-- begin Data shown --

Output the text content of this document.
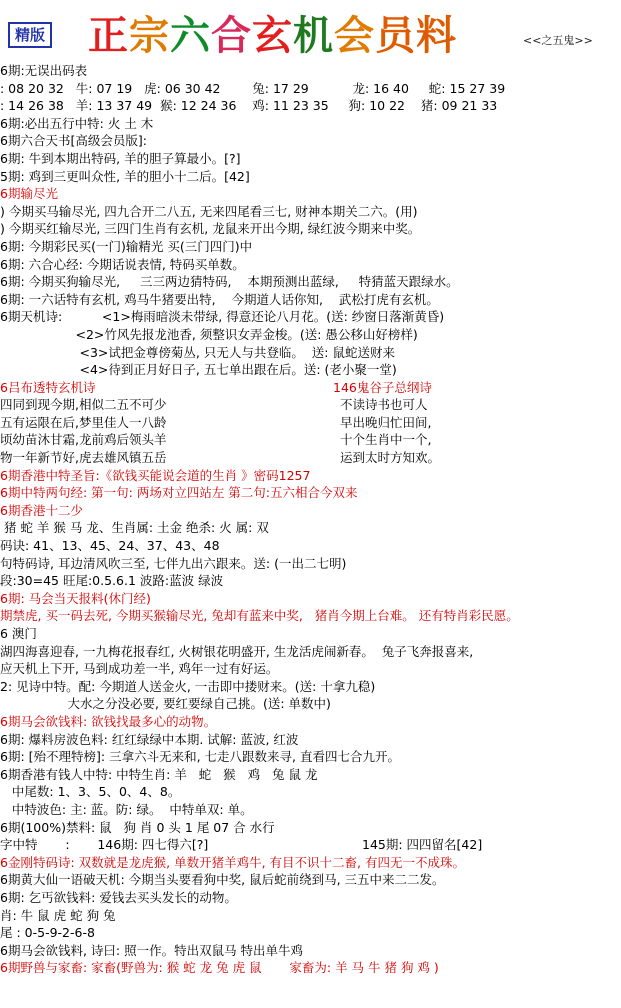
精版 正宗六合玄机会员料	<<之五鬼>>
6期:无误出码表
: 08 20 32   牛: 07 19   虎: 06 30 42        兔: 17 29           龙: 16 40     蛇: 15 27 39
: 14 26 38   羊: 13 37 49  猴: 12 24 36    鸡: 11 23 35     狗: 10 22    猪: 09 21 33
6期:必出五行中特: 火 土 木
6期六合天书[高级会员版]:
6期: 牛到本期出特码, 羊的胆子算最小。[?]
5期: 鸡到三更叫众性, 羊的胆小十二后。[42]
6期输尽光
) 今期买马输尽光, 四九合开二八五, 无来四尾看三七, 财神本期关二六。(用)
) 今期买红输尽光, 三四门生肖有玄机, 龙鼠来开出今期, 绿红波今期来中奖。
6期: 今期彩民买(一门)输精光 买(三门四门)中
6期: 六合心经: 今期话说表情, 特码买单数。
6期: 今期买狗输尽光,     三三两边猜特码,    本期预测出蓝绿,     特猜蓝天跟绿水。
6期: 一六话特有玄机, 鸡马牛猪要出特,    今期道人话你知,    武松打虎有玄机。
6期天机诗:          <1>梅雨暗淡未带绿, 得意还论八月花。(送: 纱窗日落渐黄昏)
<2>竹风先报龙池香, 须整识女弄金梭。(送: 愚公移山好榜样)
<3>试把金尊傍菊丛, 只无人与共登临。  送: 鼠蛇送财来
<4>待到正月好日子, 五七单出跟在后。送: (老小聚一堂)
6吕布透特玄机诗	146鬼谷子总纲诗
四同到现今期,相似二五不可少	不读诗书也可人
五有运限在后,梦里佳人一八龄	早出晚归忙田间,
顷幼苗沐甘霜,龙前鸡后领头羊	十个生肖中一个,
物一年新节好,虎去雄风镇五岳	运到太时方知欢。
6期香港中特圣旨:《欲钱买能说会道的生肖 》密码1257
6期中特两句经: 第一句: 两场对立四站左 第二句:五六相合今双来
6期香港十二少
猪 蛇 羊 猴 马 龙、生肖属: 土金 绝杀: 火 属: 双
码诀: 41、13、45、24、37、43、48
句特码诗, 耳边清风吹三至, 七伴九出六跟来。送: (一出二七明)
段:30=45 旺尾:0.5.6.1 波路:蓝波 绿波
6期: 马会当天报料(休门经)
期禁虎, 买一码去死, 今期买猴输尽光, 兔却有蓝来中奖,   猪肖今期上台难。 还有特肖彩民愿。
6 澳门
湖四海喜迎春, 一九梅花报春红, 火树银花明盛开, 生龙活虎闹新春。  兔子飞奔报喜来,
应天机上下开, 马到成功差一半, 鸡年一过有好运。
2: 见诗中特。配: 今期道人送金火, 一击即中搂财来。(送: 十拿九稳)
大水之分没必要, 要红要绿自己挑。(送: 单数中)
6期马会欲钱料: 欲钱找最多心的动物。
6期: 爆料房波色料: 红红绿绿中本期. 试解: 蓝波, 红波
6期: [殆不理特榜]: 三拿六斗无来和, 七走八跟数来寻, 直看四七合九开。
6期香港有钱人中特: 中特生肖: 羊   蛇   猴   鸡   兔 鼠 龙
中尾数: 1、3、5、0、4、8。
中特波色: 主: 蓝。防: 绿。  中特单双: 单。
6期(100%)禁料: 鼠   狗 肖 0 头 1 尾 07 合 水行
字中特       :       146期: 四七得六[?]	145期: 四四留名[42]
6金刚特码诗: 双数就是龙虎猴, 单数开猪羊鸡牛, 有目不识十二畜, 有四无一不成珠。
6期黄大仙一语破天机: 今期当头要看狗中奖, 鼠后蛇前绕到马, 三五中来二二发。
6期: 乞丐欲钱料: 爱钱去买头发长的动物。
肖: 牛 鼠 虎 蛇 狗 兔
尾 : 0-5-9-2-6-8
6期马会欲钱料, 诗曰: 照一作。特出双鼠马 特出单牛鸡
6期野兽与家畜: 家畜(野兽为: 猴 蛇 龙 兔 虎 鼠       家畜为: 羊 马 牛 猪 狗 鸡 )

-- end Data shown --
-- begin Data shown --

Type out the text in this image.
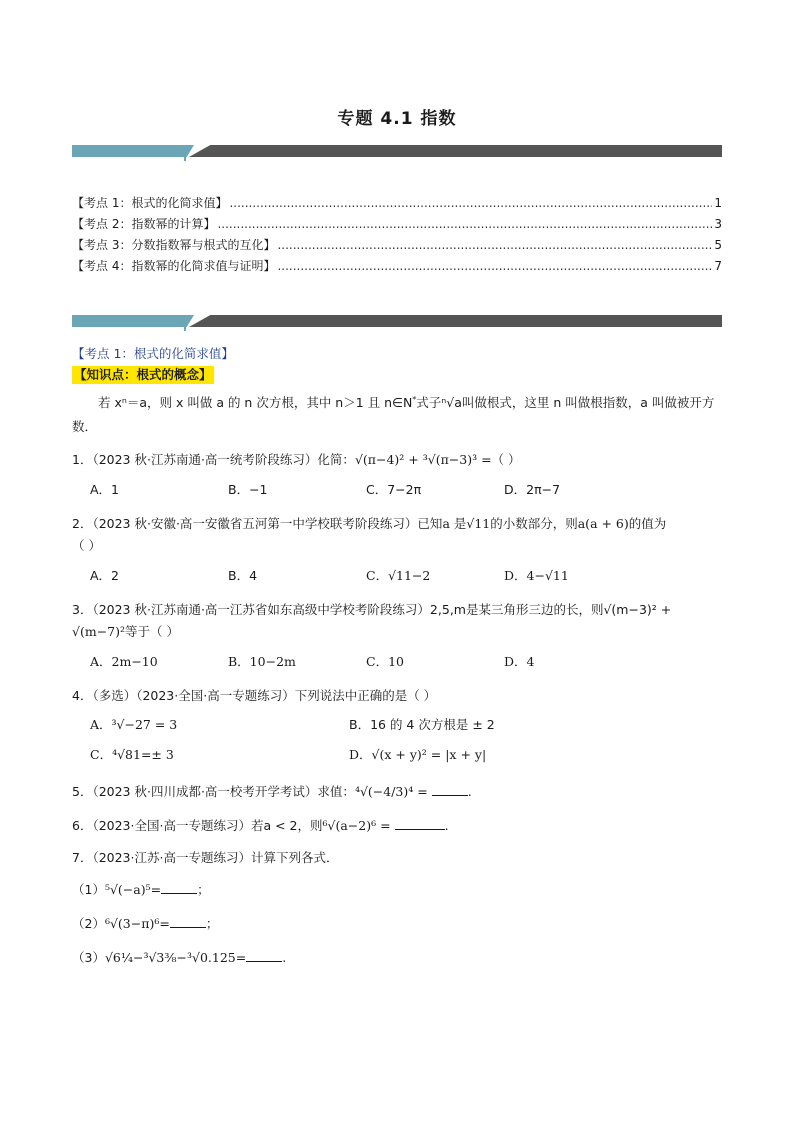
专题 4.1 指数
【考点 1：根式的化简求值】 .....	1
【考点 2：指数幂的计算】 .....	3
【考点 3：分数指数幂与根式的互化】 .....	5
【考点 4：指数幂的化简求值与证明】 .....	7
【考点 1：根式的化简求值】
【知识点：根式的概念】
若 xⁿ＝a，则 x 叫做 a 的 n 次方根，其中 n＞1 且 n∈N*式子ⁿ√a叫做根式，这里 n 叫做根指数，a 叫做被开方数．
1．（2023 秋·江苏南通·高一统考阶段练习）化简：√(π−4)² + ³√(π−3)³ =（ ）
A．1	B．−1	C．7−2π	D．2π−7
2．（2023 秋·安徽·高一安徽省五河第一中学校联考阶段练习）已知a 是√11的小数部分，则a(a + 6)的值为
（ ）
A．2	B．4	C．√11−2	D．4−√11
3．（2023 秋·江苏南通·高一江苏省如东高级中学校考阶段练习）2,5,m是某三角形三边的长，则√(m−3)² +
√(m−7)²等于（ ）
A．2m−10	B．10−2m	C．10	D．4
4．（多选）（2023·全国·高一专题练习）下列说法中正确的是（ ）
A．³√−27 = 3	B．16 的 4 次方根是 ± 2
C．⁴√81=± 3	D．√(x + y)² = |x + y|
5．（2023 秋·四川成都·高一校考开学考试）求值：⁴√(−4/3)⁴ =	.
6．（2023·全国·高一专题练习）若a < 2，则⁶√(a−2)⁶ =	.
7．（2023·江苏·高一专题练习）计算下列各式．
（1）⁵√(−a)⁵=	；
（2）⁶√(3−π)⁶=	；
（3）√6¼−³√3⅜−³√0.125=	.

-- end Data shown --

Set exercise
Gather every line from the listing above in which "text" appears, and copy those lines.

Solution to this problem
Output the text content of this document.
Type out the text in this image.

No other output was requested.